* [Task directions] Reproduce the line containing "What text is on this page?" exactly, along with each line after it through the end of the data; pictures are left out.

* [Data extracted from a collection]
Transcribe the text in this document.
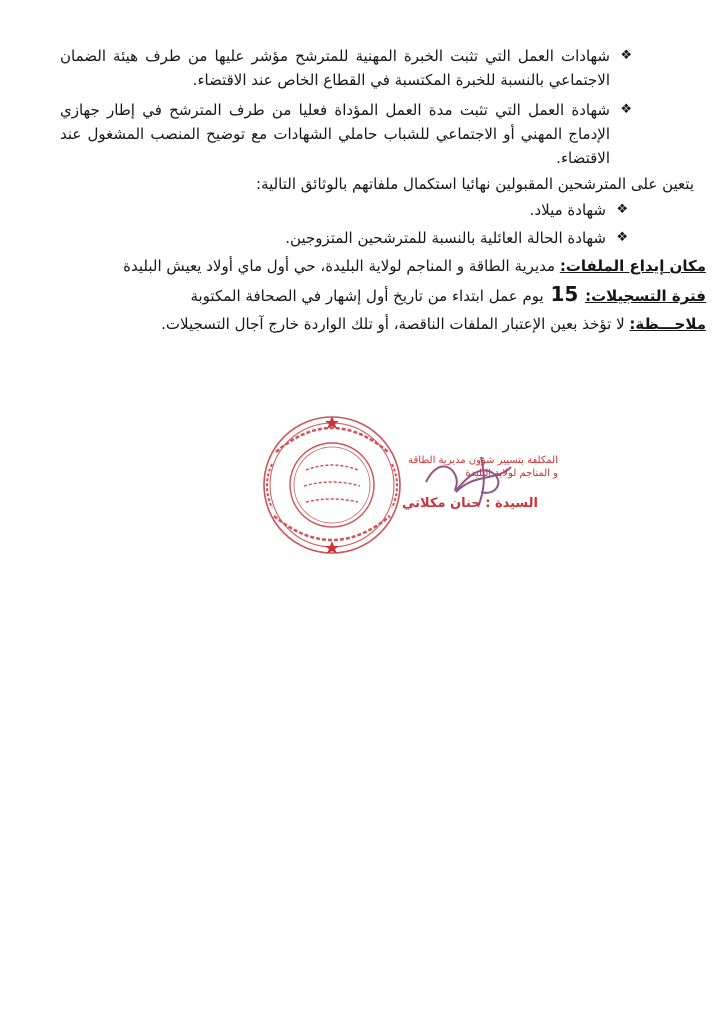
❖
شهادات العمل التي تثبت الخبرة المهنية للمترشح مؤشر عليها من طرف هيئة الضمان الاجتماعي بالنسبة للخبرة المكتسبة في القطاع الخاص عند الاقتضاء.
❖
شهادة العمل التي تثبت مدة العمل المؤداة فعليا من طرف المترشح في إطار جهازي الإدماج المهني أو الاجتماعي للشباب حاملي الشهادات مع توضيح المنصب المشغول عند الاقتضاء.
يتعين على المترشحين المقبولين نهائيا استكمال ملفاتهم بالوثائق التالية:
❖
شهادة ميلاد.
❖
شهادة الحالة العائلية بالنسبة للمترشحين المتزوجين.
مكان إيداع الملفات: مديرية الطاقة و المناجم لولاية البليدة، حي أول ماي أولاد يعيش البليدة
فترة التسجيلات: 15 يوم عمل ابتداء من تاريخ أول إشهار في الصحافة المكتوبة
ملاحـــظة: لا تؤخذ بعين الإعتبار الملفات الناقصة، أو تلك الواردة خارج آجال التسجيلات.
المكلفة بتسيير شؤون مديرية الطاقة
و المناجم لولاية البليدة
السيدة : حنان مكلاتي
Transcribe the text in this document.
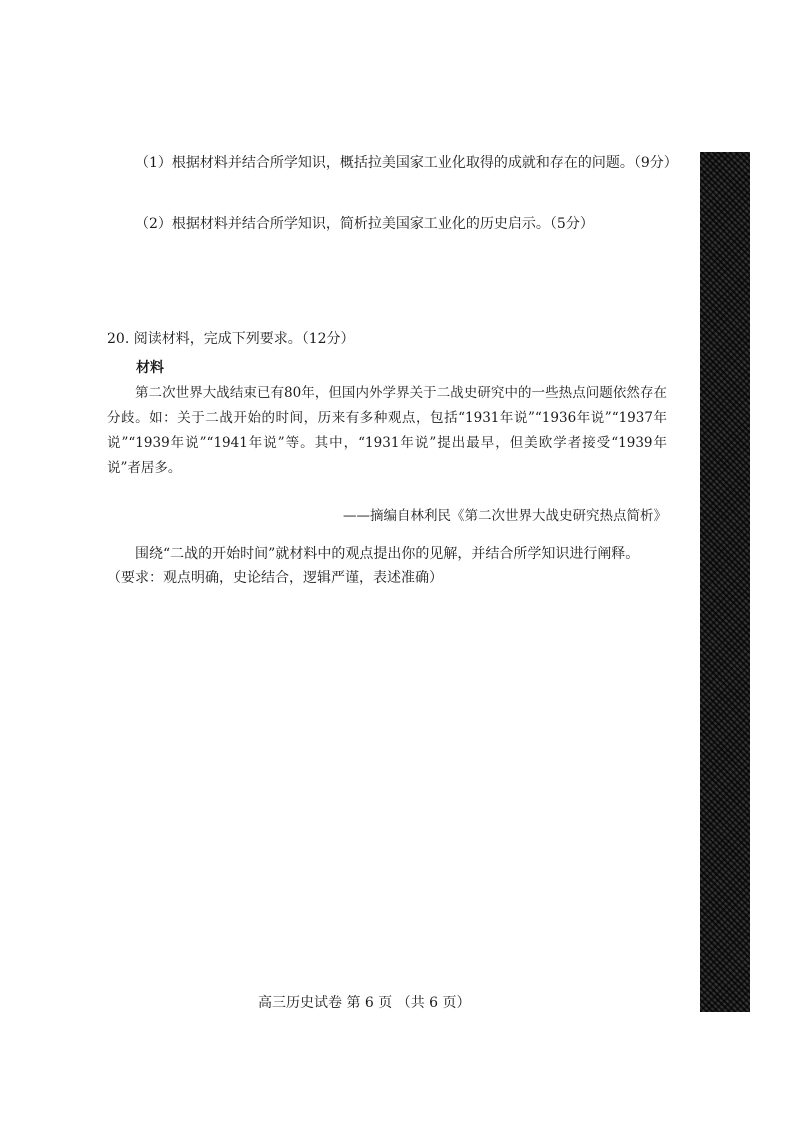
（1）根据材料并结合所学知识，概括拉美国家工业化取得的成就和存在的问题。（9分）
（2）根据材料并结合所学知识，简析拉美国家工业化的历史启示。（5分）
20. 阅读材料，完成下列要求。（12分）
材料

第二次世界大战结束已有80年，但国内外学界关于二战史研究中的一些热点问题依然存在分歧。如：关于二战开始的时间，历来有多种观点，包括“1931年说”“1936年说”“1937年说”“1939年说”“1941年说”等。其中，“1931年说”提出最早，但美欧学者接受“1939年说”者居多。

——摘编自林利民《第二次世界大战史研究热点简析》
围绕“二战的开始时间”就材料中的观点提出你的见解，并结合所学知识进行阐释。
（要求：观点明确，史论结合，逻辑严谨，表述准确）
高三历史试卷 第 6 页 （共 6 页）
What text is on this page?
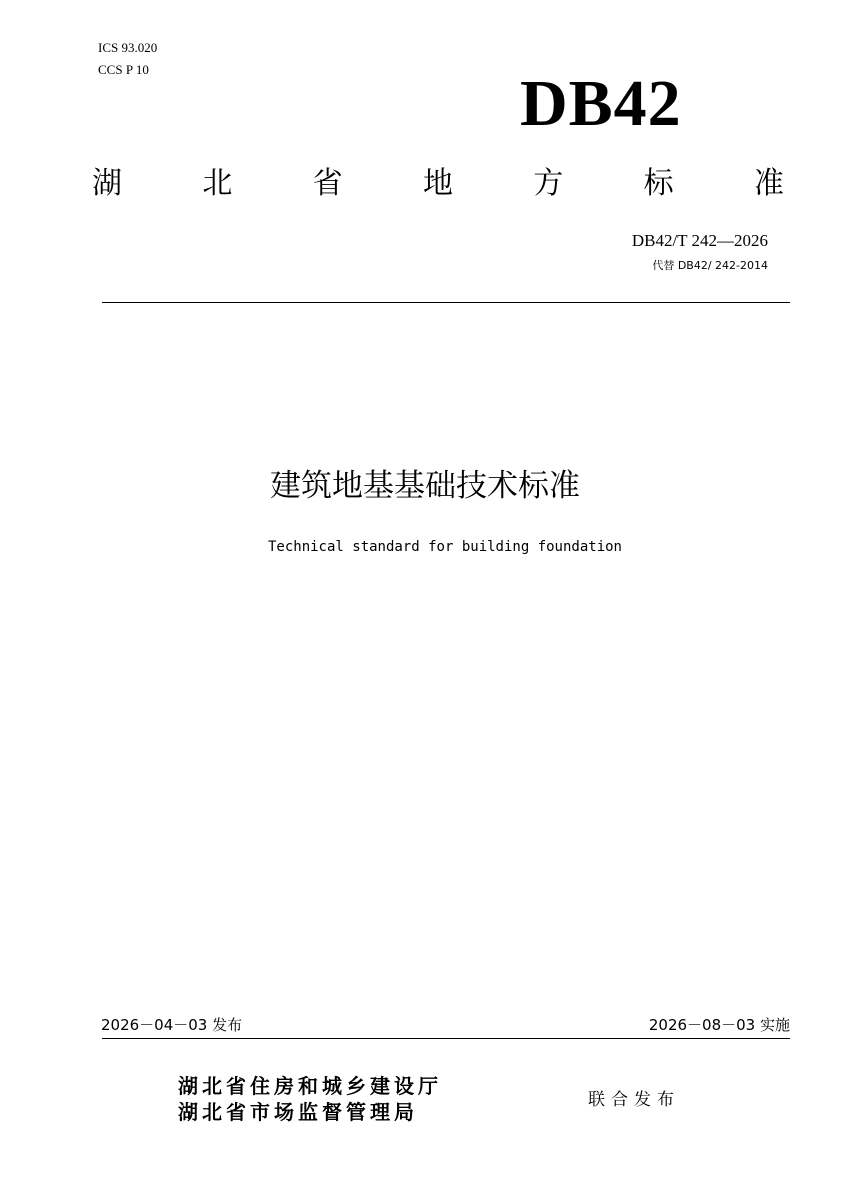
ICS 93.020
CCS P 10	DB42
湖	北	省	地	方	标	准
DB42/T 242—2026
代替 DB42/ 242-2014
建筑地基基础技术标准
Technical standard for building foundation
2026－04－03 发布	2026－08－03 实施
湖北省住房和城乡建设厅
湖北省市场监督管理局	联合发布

* [Task solution]
What text is on this page?
ICS 93.020
CCS P 10	DB42
湖	北	省	地	方	标	准
DB42/T 242—2026
代替 DB42/ 242-2014
建筑地基基础技术标准
Technical standard for building foundation
2026－04－03 发布	2026－08－03 实施
湖北省住房和城乡建设厅
湖北省市场监督管理局	联合发布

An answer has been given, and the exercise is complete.